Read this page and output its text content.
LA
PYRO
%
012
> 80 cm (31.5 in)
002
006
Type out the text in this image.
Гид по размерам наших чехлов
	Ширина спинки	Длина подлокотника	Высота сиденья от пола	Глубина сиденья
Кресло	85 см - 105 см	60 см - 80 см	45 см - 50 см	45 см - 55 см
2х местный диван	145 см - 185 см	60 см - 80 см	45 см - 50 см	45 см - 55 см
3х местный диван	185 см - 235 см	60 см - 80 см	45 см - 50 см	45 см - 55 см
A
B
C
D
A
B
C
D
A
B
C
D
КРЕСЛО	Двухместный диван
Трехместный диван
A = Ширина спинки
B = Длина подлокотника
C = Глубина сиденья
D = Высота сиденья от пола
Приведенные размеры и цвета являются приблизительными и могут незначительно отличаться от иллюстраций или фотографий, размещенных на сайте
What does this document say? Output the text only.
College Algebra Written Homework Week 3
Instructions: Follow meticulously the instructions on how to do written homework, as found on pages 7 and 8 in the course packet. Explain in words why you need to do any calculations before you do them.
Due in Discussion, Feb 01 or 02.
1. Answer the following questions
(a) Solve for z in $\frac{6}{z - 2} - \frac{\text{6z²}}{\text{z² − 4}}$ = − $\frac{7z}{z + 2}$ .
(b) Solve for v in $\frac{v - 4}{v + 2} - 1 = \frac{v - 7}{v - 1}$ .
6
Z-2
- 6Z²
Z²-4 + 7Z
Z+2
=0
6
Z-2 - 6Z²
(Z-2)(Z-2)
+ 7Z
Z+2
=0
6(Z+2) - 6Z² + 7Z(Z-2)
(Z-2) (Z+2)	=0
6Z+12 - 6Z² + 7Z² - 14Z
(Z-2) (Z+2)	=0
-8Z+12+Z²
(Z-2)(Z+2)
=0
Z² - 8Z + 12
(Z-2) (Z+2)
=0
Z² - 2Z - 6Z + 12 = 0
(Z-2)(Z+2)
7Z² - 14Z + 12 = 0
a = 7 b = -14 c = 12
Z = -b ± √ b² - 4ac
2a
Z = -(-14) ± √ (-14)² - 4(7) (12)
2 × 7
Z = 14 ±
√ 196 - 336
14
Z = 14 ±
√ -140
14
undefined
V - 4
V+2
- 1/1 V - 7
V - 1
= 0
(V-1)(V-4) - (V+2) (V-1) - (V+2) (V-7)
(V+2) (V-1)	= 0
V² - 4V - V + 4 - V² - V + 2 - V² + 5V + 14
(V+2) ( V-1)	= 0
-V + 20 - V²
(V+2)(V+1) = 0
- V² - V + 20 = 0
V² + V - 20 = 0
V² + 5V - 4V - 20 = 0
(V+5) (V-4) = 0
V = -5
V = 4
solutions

******************************

Exercise:
Retype the data in full and match it exactly.

Result of the exercise:
Read this page and output its text content.
LA
PYRO
%
012
> 80 cm (31.5 in)
002
006
Type out the text in this image.
Гид по размерам наших чехлов
	Ширина спинки	Длина подлокотника	Высота сиденья от пола	Глубина сиденья
Кресло	85 см - 105 см	60 см - 80 см	45 см - 50 см	45 см - 55 см
2х местный диван	145 см - 185 см	60 см - 80 см	45 см - 50 см	45 см - 55 см
3х местный диван	185 см - 235 см	60 см - 80 см	45 см - 50 см	45 см - 55 см
A
B
C
D
A
B
C
D
A
B
C
D
КРЕСЛО	Двухместный диван
Трехместный диван
A = Ширина спинки
B = Длина подлокотника
C = Глубина сиденья
D = Высота сиденья от пола
Приведенные размеры и цвета являются приблизительными и могут незначительно отличаться от иллюстраций или фотографий, размещенных на сайте
What does this document say? Output the text only.
College Algebra Written Homework Week 3
Instructions: Follow meticulously the instructions on how to do written homework, as found on pages 7 and 8 in the course packet. Explain in words why you need to do any calculations before you do them.
Due in Discussion, Feb 01 or 02.
1. Answer the following questions
(a) Solve for z in $\frac{6}{z - 2} - \frac{\text{6z²}}{\text{z² − 4}}$ = − $\frac{7z}{z + 2}$ .
(b) Solve for v in $\frac{v - 4}{v + 2} - 1 = \frac{v - 7}{v - 1}$ .
6
Z-2
- 6Z²
Z²-4 + 7Z
Z+2
=0
6
Z-2 - 6Z²
(Z-2)(Z-2)
+ 7Z
Z+2
=0
6(Z+2) - 6Z² + 7Z(Z-2)
(Z-2) (Z+2)	=0
6Z+12 - 6Z² + 7Z² - 14Z
(Z-2) (Z+2)	=0
-8Z+12+Z²
(Z-2)(Z+2)
=0
Z² - 8Z + 12
(Z-2) (Z+2)
=0
Z² - 2Z - 6Z + 12 = 0
(Z-2)(Z+2)
7Z² - 14Z + 12 = 0
a = 7 b = -14 c = 12
Z = -b ± √ b² - 4ac
2a
Z = -(-14) ± √ (-14)² - 4(7) (12)
2 × 7
Z = 14 ±
√ 196 - 336
14
Z = 14 ±
√ -140
14
undefined
V - 4
V+2
- 1/1 V - 7
V - 1
= 0
(V-1)(V-4) - (V+2) (V-1) - (V+2) (V-7)
(V+2) (V-1)	= 0
V² - 4V - V + 4 - V² - V + 2 - V² + 5V + 14
(V+2) ( V-1)	= 0
-V + 20 - V²
(V+2)(V+1) = 0
- V² - V + 20 = 0
V² + V - 20 = 0
V² + 5V - 4V - 20 = 0
(V+5) (V-4) = 0
V = -5
V = 4
solutions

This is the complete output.